### Record list

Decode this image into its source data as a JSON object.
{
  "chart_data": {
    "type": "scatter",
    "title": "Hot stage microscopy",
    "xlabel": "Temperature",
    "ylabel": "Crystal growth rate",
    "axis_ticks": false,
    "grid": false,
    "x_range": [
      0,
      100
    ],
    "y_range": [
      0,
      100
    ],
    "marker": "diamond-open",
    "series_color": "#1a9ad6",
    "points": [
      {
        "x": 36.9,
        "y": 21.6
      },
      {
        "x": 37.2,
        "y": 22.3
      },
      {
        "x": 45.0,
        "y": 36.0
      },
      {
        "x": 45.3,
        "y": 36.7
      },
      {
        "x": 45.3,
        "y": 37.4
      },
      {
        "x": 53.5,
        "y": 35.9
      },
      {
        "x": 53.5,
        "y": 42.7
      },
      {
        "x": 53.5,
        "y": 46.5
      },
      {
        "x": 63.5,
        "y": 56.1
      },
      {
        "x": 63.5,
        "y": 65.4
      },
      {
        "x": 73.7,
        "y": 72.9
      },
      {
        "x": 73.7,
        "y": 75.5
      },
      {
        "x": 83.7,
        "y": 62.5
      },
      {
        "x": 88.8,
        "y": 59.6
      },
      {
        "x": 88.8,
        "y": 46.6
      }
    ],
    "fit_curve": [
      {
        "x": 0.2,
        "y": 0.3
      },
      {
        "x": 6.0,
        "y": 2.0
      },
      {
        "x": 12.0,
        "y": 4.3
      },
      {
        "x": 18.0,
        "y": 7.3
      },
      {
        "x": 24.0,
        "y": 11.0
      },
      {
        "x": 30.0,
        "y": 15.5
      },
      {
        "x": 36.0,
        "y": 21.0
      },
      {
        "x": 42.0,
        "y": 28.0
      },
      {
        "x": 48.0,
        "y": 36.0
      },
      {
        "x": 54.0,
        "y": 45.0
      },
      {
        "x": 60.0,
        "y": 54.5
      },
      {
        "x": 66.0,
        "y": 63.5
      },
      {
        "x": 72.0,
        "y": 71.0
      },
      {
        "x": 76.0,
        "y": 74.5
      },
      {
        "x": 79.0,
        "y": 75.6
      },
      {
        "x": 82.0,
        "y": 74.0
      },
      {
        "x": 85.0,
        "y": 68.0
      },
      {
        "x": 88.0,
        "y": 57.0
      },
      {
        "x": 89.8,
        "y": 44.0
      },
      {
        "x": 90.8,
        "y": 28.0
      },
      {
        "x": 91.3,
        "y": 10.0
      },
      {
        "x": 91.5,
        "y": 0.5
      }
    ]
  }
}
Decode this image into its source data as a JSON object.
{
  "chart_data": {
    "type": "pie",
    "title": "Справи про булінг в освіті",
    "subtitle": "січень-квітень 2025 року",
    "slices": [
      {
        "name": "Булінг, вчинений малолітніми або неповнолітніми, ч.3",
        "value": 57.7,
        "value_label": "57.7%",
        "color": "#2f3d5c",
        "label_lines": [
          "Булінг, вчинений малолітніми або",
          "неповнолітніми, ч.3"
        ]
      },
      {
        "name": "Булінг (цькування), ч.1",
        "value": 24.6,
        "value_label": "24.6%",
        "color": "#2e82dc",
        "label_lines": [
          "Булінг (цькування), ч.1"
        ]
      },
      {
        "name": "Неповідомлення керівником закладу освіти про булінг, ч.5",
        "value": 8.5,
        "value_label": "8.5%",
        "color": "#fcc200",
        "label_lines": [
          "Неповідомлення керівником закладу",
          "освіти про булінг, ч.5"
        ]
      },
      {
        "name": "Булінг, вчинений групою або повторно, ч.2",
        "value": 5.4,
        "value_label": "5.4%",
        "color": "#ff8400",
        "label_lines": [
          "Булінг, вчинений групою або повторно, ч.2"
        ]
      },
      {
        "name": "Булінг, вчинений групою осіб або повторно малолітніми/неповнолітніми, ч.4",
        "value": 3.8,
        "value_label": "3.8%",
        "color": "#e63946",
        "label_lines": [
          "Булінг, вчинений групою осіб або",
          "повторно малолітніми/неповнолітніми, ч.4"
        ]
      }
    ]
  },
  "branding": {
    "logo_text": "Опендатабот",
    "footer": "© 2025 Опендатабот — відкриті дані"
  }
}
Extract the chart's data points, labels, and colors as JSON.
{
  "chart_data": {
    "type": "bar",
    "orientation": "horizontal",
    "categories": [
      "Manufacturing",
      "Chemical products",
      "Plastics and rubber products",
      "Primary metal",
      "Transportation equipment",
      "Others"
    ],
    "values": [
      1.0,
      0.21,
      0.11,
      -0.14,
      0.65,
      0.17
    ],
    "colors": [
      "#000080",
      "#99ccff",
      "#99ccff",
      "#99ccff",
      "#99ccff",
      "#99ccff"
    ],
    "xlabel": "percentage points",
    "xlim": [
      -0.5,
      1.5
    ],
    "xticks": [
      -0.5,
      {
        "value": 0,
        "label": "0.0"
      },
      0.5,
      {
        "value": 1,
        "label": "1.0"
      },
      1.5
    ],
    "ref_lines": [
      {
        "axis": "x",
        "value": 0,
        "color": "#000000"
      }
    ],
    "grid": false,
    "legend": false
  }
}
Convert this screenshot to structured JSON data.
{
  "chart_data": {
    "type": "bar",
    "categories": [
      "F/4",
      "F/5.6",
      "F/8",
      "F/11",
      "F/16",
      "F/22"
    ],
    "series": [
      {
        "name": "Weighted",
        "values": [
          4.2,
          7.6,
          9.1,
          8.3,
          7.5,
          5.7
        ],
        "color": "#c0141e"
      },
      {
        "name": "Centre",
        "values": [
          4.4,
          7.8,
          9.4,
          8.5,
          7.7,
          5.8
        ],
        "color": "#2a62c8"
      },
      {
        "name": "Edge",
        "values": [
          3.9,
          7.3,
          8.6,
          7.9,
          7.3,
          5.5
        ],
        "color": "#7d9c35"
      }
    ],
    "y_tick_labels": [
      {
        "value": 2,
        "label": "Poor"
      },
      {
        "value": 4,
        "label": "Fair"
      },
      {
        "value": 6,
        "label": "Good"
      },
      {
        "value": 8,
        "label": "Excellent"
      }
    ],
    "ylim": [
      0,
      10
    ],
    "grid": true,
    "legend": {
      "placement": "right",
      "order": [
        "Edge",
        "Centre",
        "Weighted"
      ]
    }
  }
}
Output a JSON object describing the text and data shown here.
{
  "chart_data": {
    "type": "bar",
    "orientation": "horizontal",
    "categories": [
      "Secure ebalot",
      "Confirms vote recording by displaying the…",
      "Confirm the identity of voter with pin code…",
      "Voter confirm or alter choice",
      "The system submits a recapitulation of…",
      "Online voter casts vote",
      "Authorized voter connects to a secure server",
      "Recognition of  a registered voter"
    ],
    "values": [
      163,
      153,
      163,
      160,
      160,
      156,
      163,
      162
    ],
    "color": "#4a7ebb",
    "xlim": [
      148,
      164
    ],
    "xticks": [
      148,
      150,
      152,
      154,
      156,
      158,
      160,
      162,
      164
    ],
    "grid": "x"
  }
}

### Work to do
Print the whole listing exactly as it is.

### In response
Decode this image into its source data as a JSON object.
{
  "chart_data": {
    "type": "scatter",
    "title": "Hot stage microscopy",
    "xlabel": "Temperature",
    "ylabel": "Crystal growth rate",
    "axis_ticks": false,
    "grid": false,
    "x_range": [
      0,
      100
    ],
    "y_range": [
      0,
      100
    ],
    "marker": "diamond-open",
    "series_color": "#1a9ad6",
    "points": [
      {
        "x": 36.9,
        "y": 21.6
      },
      {
        "x": 37.2,
        "y": 22.3
      },
      {
        "x": 45.0,
        "y": 36.0
      },
      {
        "x": 45.3,
        "y": 36.7
      },
      {
        "x": 45.3,
        "y": 37.4
      },
      {
        "x": 53.5,
        "y": 35.9
      },
      {
        "x": 53.5,
        "y": 42.7
      },
      {
        "x": 53.5,
        "y": 46.5
      },
      {
        "x": 63.5,
        "y": 56.1
      },
      {
        "x": 63.5,
        "y": 65.4
      },
      {
        "x": 73.7,
        "y": 72.9
      },
      {
        "x": 73.7,
        "y": 75.5
      },
      {
        "x": 83.7,
        "y": 62.5
      },
      {
        "x": 88.8,
        "y": 59.6
      },
      {
        "x": 88.8,
        "y": 46.6
      }
    ],
    "fit_curve": [
      {
        "x": 0.2,
        "y": 0.3
      },
      {
        "x": 6.0,
        "y": 2.0
      },
      {
        "x": 12.0,
        "y": 4.3
      },
      {
        "x": 18.0,
        "y": 7.3
      },
      {
        "x": 24.0,
        "y": 11.0
      },
      {
        "x": 30.0,
        "y": 15.5
      },
      {
        "x": 36.0,
        "y": 21.0
      },
      {
        "x": 42.0,
        "y": 28.0
      },
      {
        "x": 48.0,
        "y": 36.0
      },
      {
        "x": 54.0,
        "y": 45.0
      },
      {
        "x": 60.0,
        "y": 54.5
      },
      {
        "x": 66.0,
        "y": 63.5
      },
      {
        "x": 72.0,
        "y": 71.0
      },
      {
        "x": 76.0,
        "y": 74.5
      },
      {
        "x": 79.0,
        "y": 75.6
      },
      {
        "x": 82.0,
        "y": 74.0
      },
      {
        "x": 85.0,
        "y": 68.0
      },
      {
        "x": 88.0,
        "y": 57.0
      },
      {
        "x": 89.8,
        "y": 44.0
      },
      {
        "x": 90.8,
        "y": 28.0
      },
      {
        "x": 91.3,
        "y": 10.0
      },
      {
        "x": 91.5,
        "y": 0.5
      }
    ]
  }
}
Decode this image into its source data as a JSON object.
{
  "chart_data": {
    "type": "pie",
    "title": "Справи про булінг в освіті",
    "subtitle": "січень-квітень 2025 року",
    "slices": [
      {
        "name": "Булінг, вчинений малолітніми або неповнолітніми, ч.3",
        "value": 57.7,
        "value_label": "57.7%",
        "color": "#2f3d5c",
        "label_lines": [
          "Булінг, вчинений малолітніми або",
          "неповнолітніми, ч.3"
        ]
      },
      {
        "name": "Булінг (цькування), ч.1",
        "value": 24.6,
        "value_label": "24.6%",
        "color": "#2e82dc",
        "label_lines": [
          "Булінг (цькування), ч.1"
        ]
      },
      {
        "name": "Неповідомлення керівником закладу освіти про булінг, ч.5",
        "value": 8.5,
        "value_label": "8.5%",
        "color": "#fcc200",
        "label_lines": [
          "Неповідомлення керівником закладу",
          "освіти про булінг, ч.5"
        ]
      },
      {
        "name": "Булінг, вчинений групою або повторно, ч.2",
        "value": 5.4,
        "value_label": "5.4%",
        "color": "#ff8400",
        "label_lines": [
          "Булінг, вчинений групою або повторно, ч.2"
        ]
      },
      {
        "name": "Булінг, вчинений групою осіб або повторно малолітніми/неповнолітніми, ч.4",
        "value": 3.8,
        "value_label": "3.8%",
        "color": "#e63946",
        "label_lines": [
          "Булінг, вчинений групою осіб або",
          "повторно малолітніми/неповнолітніми, ч.4"
        ]
      }
    ]
  },
  "branding": {
    "logo_text": "Опендатабот",
    "footer": "© 2025 Опендатабот — відкриті дані"
  }
}
Extract the chart's data points, labels, and colors as JSON.
{
  "chart_data": {
    "type": "bar",
    "orientation": "horizontal",
    "categories": [
      "Manufacturing",
      "Chemical products",
      "Plastics and rubber products",
      "Primary metal",
      "Transportation equipment",
      "Others"
    ],
    "values": [
      1.0,
      0.21,
      0.11,
      -0.14,
      0.65,
      0.17
    ],
    "colors": [
      "#000080",
      "#99ccff",
      "#99ccff",
      "#99ccff",
      "#99ccff",
      "#99ccff"
    ],
    "xlabel": "percentage points",
    "xlim": [
      -0.5,
      1.5
    ],
    "xticks": [
      -0.5,
      {
        "value": 0,
        "label": "0.0"
      },
      0.5,
      {
        "value": 1,
        "label": "1.0"
      },
      1.5
    ],
    "ref_lines": [
      {
        "axis": "x",
        "value": 0,
        "color": "#000000"
      }
    ],
    "grid": false,
    "legend": false
  }
}
Convert this screenshot to structured JSON data.
{
  "chart_data": {
    "type": "bar",
    "categories": [
      "F/4",
      "F/5.6",
      "F/8",
      "F/11",
      "F/16",
      "F/22"
    ],
    "series": [
      {
        "name": "Weighted",
        "values": [
          4.2,
          7.6,
          9.1,
          8.3,
          7.5,
          5.7
        ],
        "color": "#c0141e"
      },
      {
        "name": "Centre",
        "values": [
          4.4,
          7.8,
          9.4,
          8.5,
          7.7,
          5.8
        ],
        "color": "#2a62c8"
      },
      {
        "name": "Edge",
        "values": [
          3.9,
          7.3,
          8.6,
          7.9,
          7.3,
          5.5
        ],
        "color": "#7d9c35"
      }
    ],
    "y_tick_labels": [
      {
        "value": 2,
        "label": "Poor"
      },
      {
        "value": 4,
        "label": "Fair"
      },
      {
        "value": 6,
        "label": "Good"
      },
      {
        "value": 8,
        "label": "Excellent"
      }
    ],
    "ylim": [
      0,
      10
    ],
    "grid": true,
    "legend": {
      "placement": "right",
      "order": [
        "Edge",
        "Centre",
        "Weighted"
      ]
    }
  }
}
Output a JSON object describing the text and data shown here.
{
  "chart_data": {
    "type": "bar",
    "orientation": "horizontal",
    "categories": [
      "Secure ebalot",
      "Confirms vote recording by displaying the…",
      "Confirm the identity of voter with pin code…",
      "Voter confirm or alter choice",
      "The system submits a recapitulation of…",
      "Online voter casts vote",
      "Authorized voter connects to a secure server",
      "Recognition of  a registered voter"
    ],
    "values": [
      163,
      153,
      163,
      160,
      160,
      156,
      163,
      162
    ],
    "color": "#4a7ebb",
    "xlim": [
      148,
      164
    ],
    "xticks": [
      148,
      150,
      152,
      154,
      156,
      158,
      160,
      162,
      164
    ],
    "grid": "x"
  }
}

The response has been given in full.